### Short problem
Your task is to transcribe the data in full.
***
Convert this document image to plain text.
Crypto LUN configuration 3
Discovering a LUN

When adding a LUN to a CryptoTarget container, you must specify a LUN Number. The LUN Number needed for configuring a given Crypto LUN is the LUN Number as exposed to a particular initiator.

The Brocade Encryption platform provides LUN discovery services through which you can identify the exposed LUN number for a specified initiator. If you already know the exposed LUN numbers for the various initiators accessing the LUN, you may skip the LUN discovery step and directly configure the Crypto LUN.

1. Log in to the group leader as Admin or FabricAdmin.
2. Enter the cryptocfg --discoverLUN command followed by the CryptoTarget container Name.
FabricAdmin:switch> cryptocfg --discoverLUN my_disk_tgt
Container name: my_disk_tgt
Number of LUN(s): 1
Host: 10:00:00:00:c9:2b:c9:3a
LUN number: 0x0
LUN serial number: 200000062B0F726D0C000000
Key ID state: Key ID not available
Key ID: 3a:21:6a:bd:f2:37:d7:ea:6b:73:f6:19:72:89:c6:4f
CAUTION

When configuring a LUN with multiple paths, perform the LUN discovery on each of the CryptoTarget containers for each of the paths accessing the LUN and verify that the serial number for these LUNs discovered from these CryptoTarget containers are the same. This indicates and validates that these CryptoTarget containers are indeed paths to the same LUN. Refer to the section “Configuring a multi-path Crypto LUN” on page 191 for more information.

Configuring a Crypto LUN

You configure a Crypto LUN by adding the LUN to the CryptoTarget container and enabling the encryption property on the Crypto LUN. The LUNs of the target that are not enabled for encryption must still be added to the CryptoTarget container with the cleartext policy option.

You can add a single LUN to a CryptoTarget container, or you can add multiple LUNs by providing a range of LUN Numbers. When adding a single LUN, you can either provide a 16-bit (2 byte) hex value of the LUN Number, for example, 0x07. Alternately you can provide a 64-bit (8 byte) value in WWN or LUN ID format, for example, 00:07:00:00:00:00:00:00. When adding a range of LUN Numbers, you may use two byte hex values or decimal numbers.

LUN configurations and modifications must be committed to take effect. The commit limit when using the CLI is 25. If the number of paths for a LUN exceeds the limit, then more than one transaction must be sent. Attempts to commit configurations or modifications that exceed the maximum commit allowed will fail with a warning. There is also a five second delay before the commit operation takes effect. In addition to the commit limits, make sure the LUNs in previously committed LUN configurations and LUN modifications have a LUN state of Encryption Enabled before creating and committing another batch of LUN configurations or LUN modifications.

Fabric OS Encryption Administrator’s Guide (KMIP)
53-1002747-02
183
***
### Written answer
Convert this document image to plain text.
Crypto LUN configuration 3
Discovering a LUN

When adding a LUN to a CryptoTarget container, you must specify a LUN Number. The LUN Number needed for configuring a given Crypto LUN is the LUN Number as exposed to a particular initiator.

The Brocade Encryption platform provides LUN discovery services through which you can identify the exposed LUN number for a specified initiator. If you already know the exposed LUN numbers for the various initiators accessing the LUN, you may skip the LUN discovery step and directly configure the Crypto LUN.

1. Log in to the group leader as Admin or FabricAdmin.
2. Enter the cryptocfg --discoverLUN command followed by the CryptoTarget container Name.
FabricAdmin:switch> cryptocfg --discoverLUN my_disk_tgt
Container name: my_disk_tgt
Number of LUN(s): 1
Host: 10:00:00:00:c9:2b:c9:3a
LUN number: 0x0
LUN serial number: 200000062B0F726D0C000000
Key ID state: Key ID not available
Key ID: 3a:21:6a:bd:f2:37:d7:ea:6b:73:f6:19:72:89:c6:4f
CAUTION

When configuring a LUN with multiple paths, perform the LUN discovery on each of the CryptoTarget containers for each of the paths accessing the LUN and verify that the serial number for these LUNs discovered from these CryptoTarget containers are the same. This indicates and validates that these CryptoTarget containers are indeed paths to the same LUN. Refer to the section “Configuring a multi-path Crypto LUN” on page 191 for more information.

Configuring a Crypto LUN

You configure a Crypto LUN by adding the LUN to the CryptoTarget container and enabling the encryption property on the Crypto LUN. The LUNs of the target that are not enabled for encryption must still be added to the CryptoTarget container with the cleartext policy option.

You can add a single LUN to a CryptoTarget container, or you can add multiple LUNs by providing a range of LUN Numbers. When adding a single LUN, you can either provide a 16-bit (2 byte) hex value of the LUN Number, for example, 0x07. Alternately you can provide a 64-bit (8 byte) value in WWN or LUN ID format, for example, 00:07:00:00:00:00:00:00. When adding a range of LUN Numbers, you may use two byte hex values or decimal numbers.

LUN configurations and modifications must be committed to take effect. The commit limit when using the CLI is 25. If the number of paths for a LUN exceeds the limit, then more than one transaction must be sent. Attempts to commit configurations or modifications that exceed the maximum commit allowed will fail with a warning. There is also a five second delay before the commit operation takes effect. In addition to the commit limits, make sure the LUNs in previously committed LUN configurations and LUN modifications have a LUN state of Encryption Enabled before creating and committing another batch of LUN configurations or LUN modifications.

Fabric OS Encryption Administrator’s Guide (KMIP)
53-1002747-02
183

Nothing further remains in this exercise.